╭─ Source material

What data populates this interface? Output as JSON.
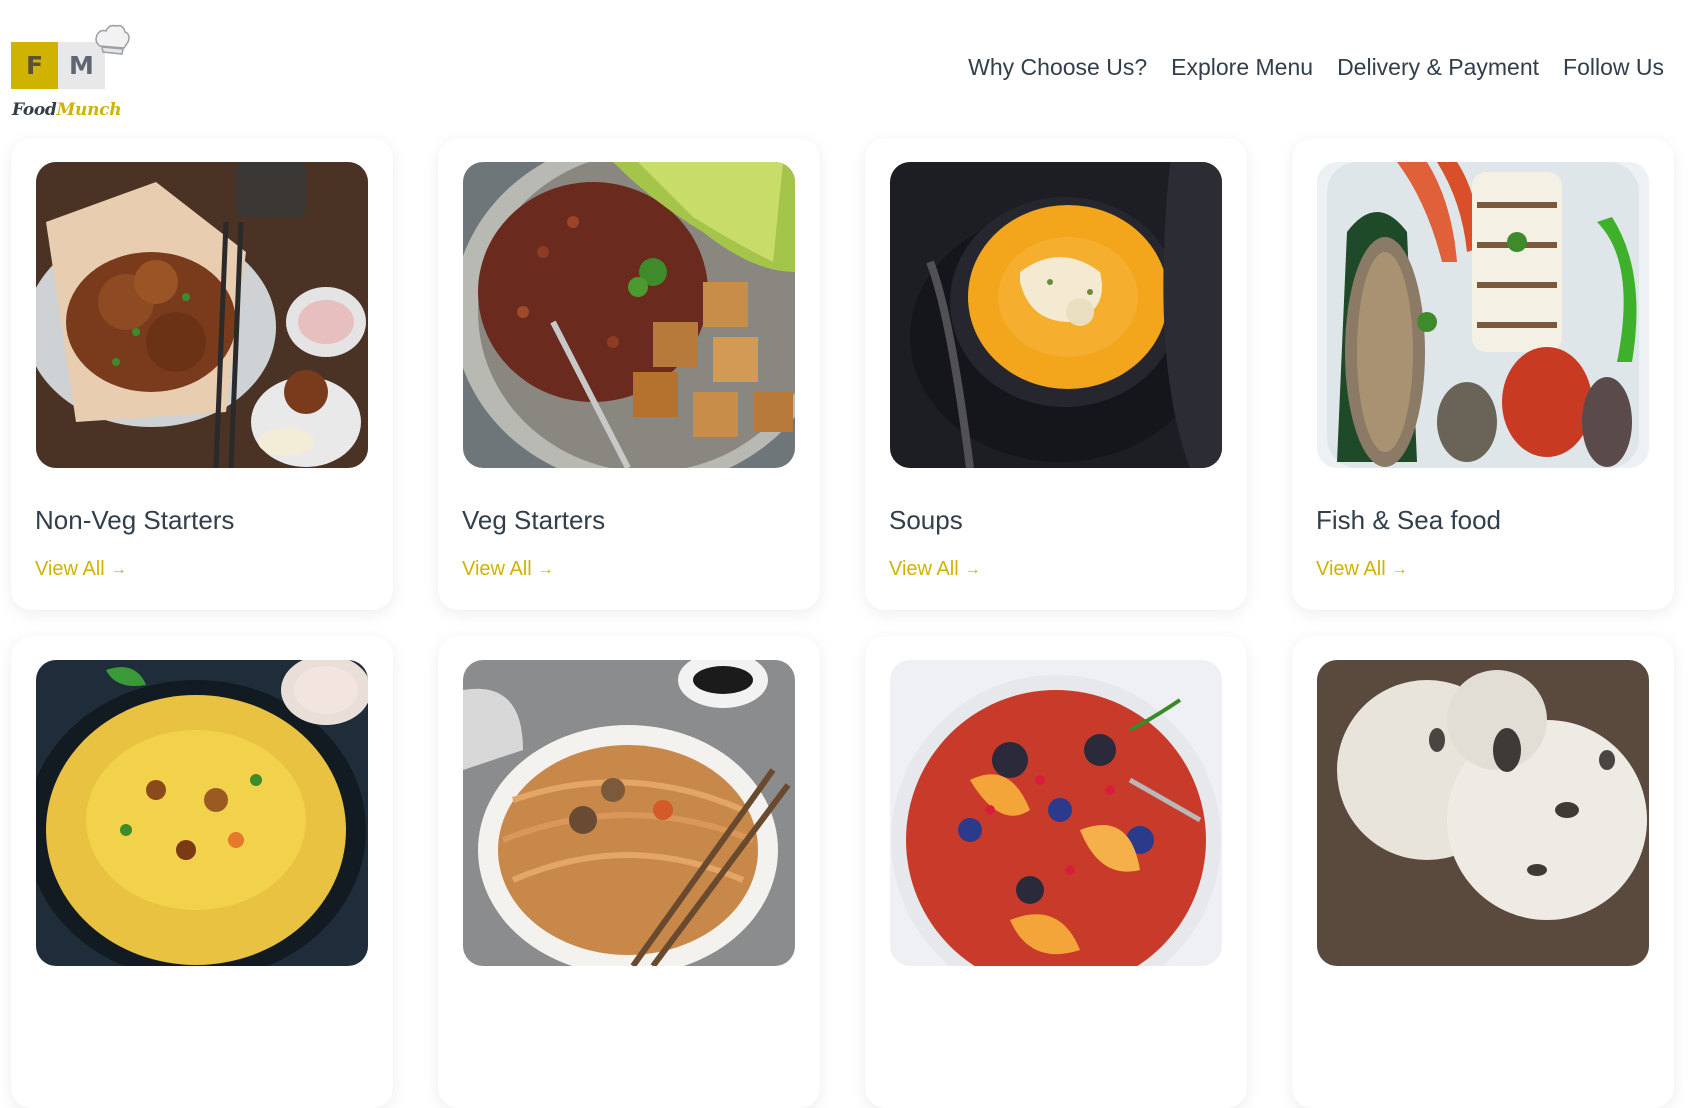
{
  "brand": {
    "part1": "Food",
    "part2": "Munch",
    "letter1": "F",
    "letter2": "M"
  },
  "nav": {
    "items": [
      {
        "label": "Why Choose Us?"
      },
      {
        "label": "Explore Menu"
      },
      {
        "label": "Delivery & Payment"
      },
      {
        "label": "Follow Us"
      }
    ]
  },
  "menu": {
    "link_label": "View All",
    "arrow_icon": "arrow-right-icon",
    "cards": [
      {
        "title": "Non-Veg Starters"
      },
      {
        "title": "Veg Starters"
      },
      {
        "title": "Soups"
      },
      {
        "title": "Fish & Sea food"
      },
      {
        "title": ""
      },
      {
        "title": ""
      },
      {
        "title": ""
      },
      {
        "title": ""
      }
    ]
  },
  "colors": {
    "accent": "#d0b200",
    "text": "#323f4b"
  }
}
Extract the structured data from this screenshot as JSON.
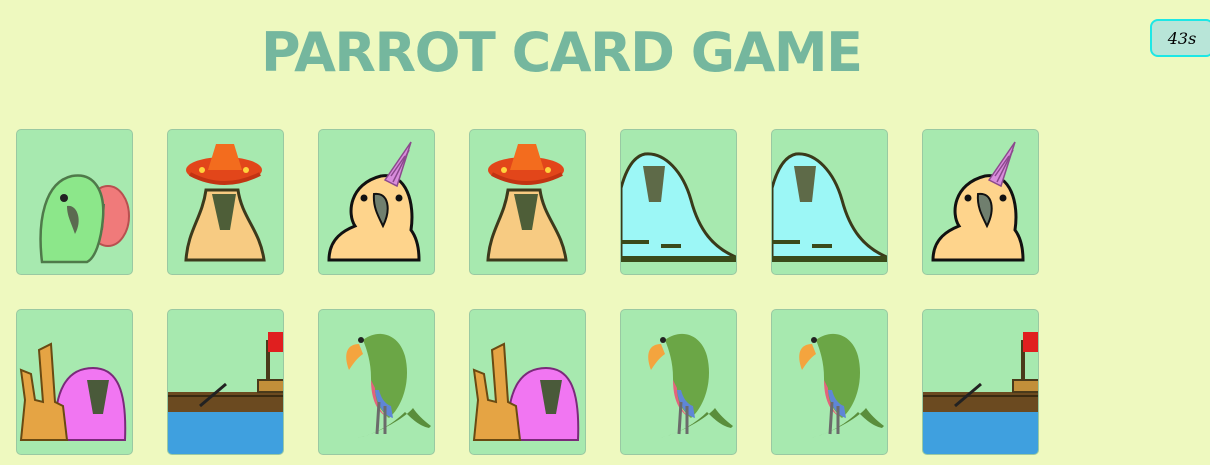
{
  "game": {
    "title": "PARROT CARD GAME",
    "timer": "43s"
  },
  "colors": {
    "background": "#EEF9BF",
    "title": "#75B79E",
    "card_back": "#A7E9AF",
    "timer_bg": "#B8E5D8",
    "timer_border": "#1DE7E5"
  },
  "cards": [
    {
      "parrot": "party-parrot-green",
      "flipped": true
    },
    {
      "parrot": "fiesta-parrot",
      "flipped": true
    },
    {
      "parrot": "unicorn-parrot",
      "flipped": true
    },
    {
      "parrot": "fiesta-parrot",
      "flipped": true
    },
    {
      "parrot": "explody-parrot",
      "flipped": true
    },
    {
      "parrot": "explody-parrot",
      "flipped": true
    },
    {
      "parrot": "unicorn-parrot",
      "flipped": true
    },
    {
      "parrot": "metal-parrot",
      "flipped": true
    },
    {
      "parrot": "ship-parrot",
      "flipped": true
    },
    {
      "parrot": "bob-parrot",
      "flipped": true
    },
    {
      "parrot": "metal-parrot",
      "flipped": true
    },
    {
      "parrot": "bob-parrot",
      "flipped": true
    },
    {
      "parrot": "bob-parrot",
      "flipped": true
    },
    {
      "parrot": "ship-parrot",
      "flipped": true
    }
  ]
}
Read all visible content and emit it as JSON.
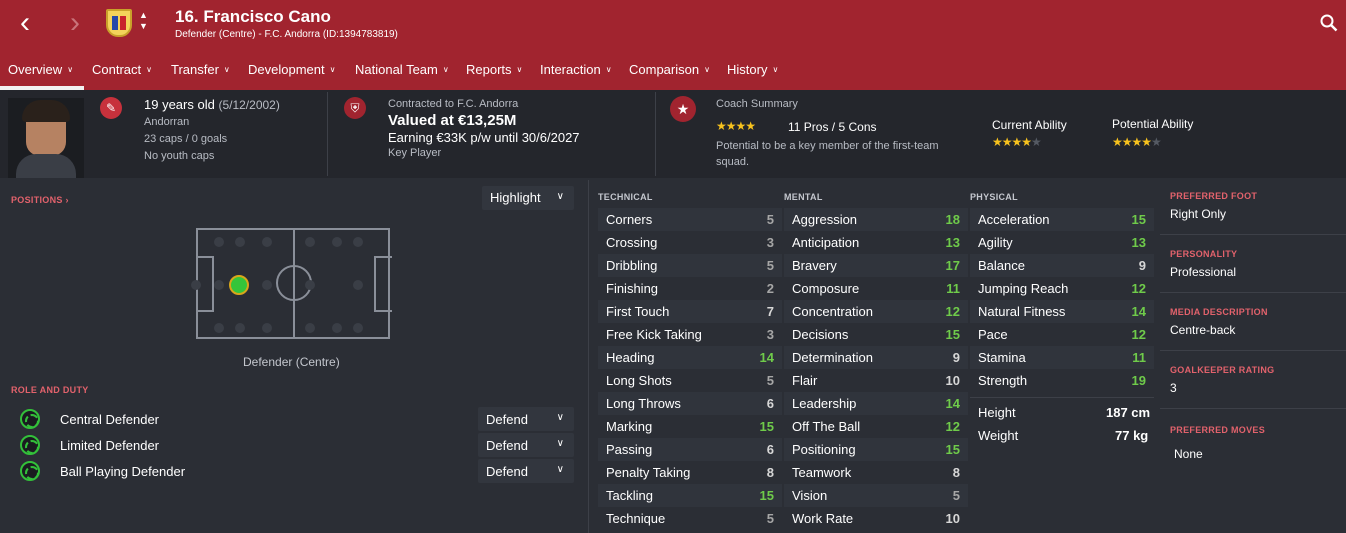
{
  "header": {
    "name": "16. Francisco Cano",
    "subtitle": "Defender (Centre) - F.C. Andorra (ID:1394783819)"
  },
  "tabs": [
    {
      "label": "Overview"
    },
    {
      "label": "Contract"
    },
    {
      "label": "Transfer"
    },
    {
      "label": "Development"
    },
    {
      "label": "National Team"
    },
    {
      "label": "Reports"
    },
    {
      "label": "Interaction"
    },
    {
      "label": "Comparison"
    },
    {
      "label": "History"
    }
  ],
  "personal": {
    "age": "19 years old",
    "dob": "(5/12/2002)",
    "nationality": "Andorran",
    "caps": "23 caps / 0 goals",
    "youth": "No youth caps"
  },
  "contract": {
    "club_line": "Contracted to F.C. Andorra",
    "value": "Valued at €13,25M",
    "earning": "Earning €33K p/w until 30/6/2027",
    "status": "Key Player"
  },
  "coach": {
    "title": "Coach Summary",
    "stars": 4,
    "pros_cons": "11 Pros / 5 Cons",
    "summary_line1": "Potential to be a key member of the first-team",
    "summary_line2": "squad.",
    "current_ability_label": "Current Ability",
    "current_ability_stars": 4,
    "potential_ability_label": "Potential Ability",
    "potential_ability_stars": 4
  },
  "positions": {
    "label": "POSITIONS",
    "highlight_label": "Highlight",
    "position_name": "Defender (Centre)"
  },
  "roles": {
    "label": "ROLE AND DUTY",
    "items": [
      {
        "role": "Central Defender",
        "duty": "Defend"
      },
      {
        "role": "Limited Defender",
        "duty": "Defend"
      },
      {
        "role": "Ball Playing Defender",
        "duty": "Defend"
      }
    ]
  },
  "technical": {
    "label": "TECHNICAL",
    "items": [
      {
        "name": "Corners",
        "value": "5"
      },
      {
        "name": "Crossing",
        "value": "3"
      },
      {
        "name": "Dribbling",
        "value": "5"
      },
      {
        "name": "Finishing",
        "value": "2"
      },
      {
        "name": "First Touch",
        "value": "7"
      },
      {
        "name": "Free Kick Taking",
        "value": "3"
      },
      {
        "name": "Heading",
        "value": "14"
      },
      {
        "name": "Long Shots",
        "value": "5"
      },
      {
        "name": "Long Throws",
        "value": "6"
      },
      {
        "name": "Marking",
        "value": "15"
      },
      {
        "name": "Passing",
        "value": "6"
      },
      {
        "name": "Penalty Taking",
        "value": "8"
      },
      {
        "name": "Tackling",
        "value": "15"
      },
      {
        "name": "Technique",
        "value": "5"
      }
    ]
  },
  "mental": {
    "label": "MENTAL",
    "items": [
      {
        "name": "Aggression",
        "value": "18"
      },
      {
        "name": "Anticipation",
        "value": "13"
      },
      {
        "name": "Bravery",
        "value": "17"
      },
      {
        "name": "Composure",
        "value": "11"
      },
      {
        "name": "Concentration",
        "value": "12"
      },
      {
        "name": "Decisions",
        "value": "15"
      },
      {
        "name": "Determination",
        "value": "9"
      },
      {
        "name": "Flair",
        "value": "10"
      },
      {
        "name": "Leadership",
        "value": "14"
      },
      {
        "name": "Off The Ball",
        "value": "12"
      },
      {
        "name": "Positioning",
        "value": "15"
      },
      {
        "name": "Teamwork",
        "value": "8"
      },
      {
        "name": "Vision",
        "value": "5"
      },
      {
        "name": "Work Rate",
        "value": "10"
      }
    ]
  },
  "physical": {
    "label": "PHYSICAL",
    "items": [
      {
        "name": "Acceleration",
        "value": "15"
      },
      {
        "name": "Agility",
        "value": "13"
      },
      {
        "name": "Balance",
        "value": "9"
      },
      {
        "name": "Jumping Reach",
        "value": "12"
      },
      {
        "name": "Natural Fitness",
        "value": "14"
      },
      {
        "name": "Pace",
        "value": "12"
      },
      {
        "name": "Stamina",
        "value": "11"
      },
      {
        "name": "Strength",
        "value": "19"
      }
    ],
    "height_label": "Height",
    "height": "187 cm",
    "weight_label": "Weight",
    "weight": "77 kg"
  },
  "side": {
    "foot_label": "PREFERRED FOOT",
    "foot": "Right Only",
    "personality_label": "PERSONALITY",
    "personality": "Professional",
    "media_label": "MEDIA DESCRIPTION",
    "media": "Centre-back",
    "gk_label": "GOALKEEPER RATING",
    "gk": "3",
    "moves_label": "PREFERRED MOVES",
    "moves": "None"
  },
  "colors": {
    "header": "#a1242f",
    "background": "#2b2e35",
    "accent_label": "#e2626c",
    "good_value": "#6fcb4a",
    "star": "#f7c21e"
  }
}
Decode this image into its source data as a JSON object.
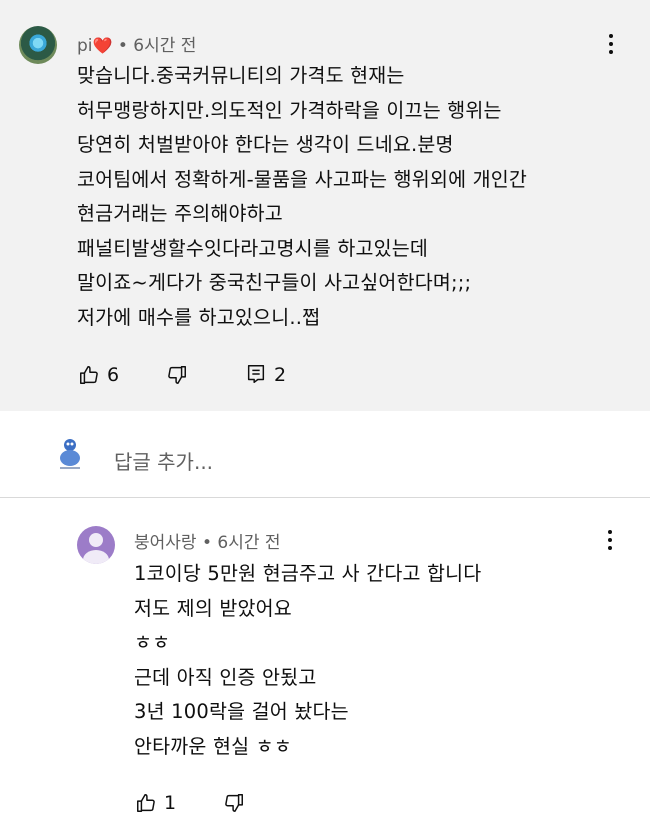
{
  "top_comment": {
    "author": "pi",
    "time": "• 6시간 전",
    "lines": [
      "맞습니다.중국커뮤니티의 가격도 현재는",
      "허무맹랑하지만.의도적인 가격하락을 이끄는 행위는",
      "당연히 처벌받아야 한다는  생각이 드네요.분명",
      "코어팀에서 정확하게-물품을 사고파는 행위외에 개인간",
      "현금거래는 주의해야하고",
      "패널티발생할수잇다라고명시를 하고있는데",
      "말이죠~게다가 중국친구들이 사고싶어한다며;;;",
      "저가에 매수를 하고있으니..쩝"
    ],
    "likes": "6",
    "replies": "2",
    "icons": {
      "avatar": "avatar-image",
      "like": "thumbs-up-icon",
      "dislike": "thumbs-down-icon",
      "reply": "reply-comment-icon",
      "menu": "more-vert-icon",
      "heart": "heart-emoji"
    }
  },
  "reply_box": {
    "placeholder": "답글 추가..."
  },
  "reply": {
    "author": "붕어사랑",
    "time": "• 6시간 전",
    "lines": [
      "1코이당 5만원 현금주고 사 간다고 합니다",
      "저도 제의 받았어요",
      "ㅎㅎ",
      "근데 아직 인증 안됬고",
      "3년 100락을  걸어 놨다는",
      "안타까운 현실 ㅎㅎ"
    ],
    "likes": "1"
  },
  "colors": {
    "highlight_bg": "#f2f2f2",
    "secondary_text": "#606060",
    "heart": "#e0245e",
    "default_avatar": "#9c7cc8"
  }
}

╰─

• **Work to do**: Filter lines by "JSON" and return each hit.

• **Output of the task**:
What data populates this interface? Output as JSON.
Extract the structured data from this screenshot as JSON.
Read all visible content and emit it as JSON.
Decode this image into its source data as a JSON object.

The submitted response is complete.